Stored items:

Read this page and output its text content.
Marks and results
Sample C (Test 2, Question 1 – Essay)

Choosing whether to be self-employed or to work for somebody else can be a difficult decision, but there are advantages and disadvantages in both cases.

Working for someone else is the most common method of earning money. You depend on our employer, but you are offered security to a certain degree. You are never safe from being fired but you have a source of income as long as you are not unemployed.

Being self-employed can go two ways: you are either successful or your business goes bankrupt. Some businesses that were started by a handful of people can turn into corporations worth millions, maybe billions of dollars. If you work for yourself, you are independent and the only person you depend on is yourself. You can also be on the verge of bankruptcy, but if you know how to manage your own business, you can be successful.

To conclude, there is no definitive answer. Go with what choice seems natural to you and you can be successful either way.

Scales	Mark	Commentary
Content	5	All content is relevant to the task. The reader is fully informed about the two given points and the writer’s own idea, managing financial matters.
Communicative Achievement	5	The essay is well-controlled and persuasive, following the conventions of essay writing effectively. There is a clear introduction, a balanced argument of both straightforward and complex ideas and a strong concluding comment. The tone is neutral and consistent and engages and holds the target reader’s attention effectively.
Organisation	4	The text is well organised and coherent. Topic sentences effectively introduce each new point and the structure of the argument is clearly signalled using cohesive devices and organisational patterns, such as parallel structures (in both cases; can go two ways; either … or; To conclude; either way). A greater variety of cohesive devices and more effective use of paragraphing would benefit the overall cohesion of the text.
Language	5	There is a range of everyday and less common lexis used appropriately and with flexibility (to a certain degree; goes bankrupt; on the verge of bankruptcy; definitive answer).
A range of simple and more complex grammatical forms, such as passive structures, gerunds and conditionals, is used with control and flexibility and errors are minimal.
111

§ WHAT TO WORK ON
What count of lines in the listing contain the word "both"? Reply with the number only.

§ RESULT FOR THIS EXERCISE
3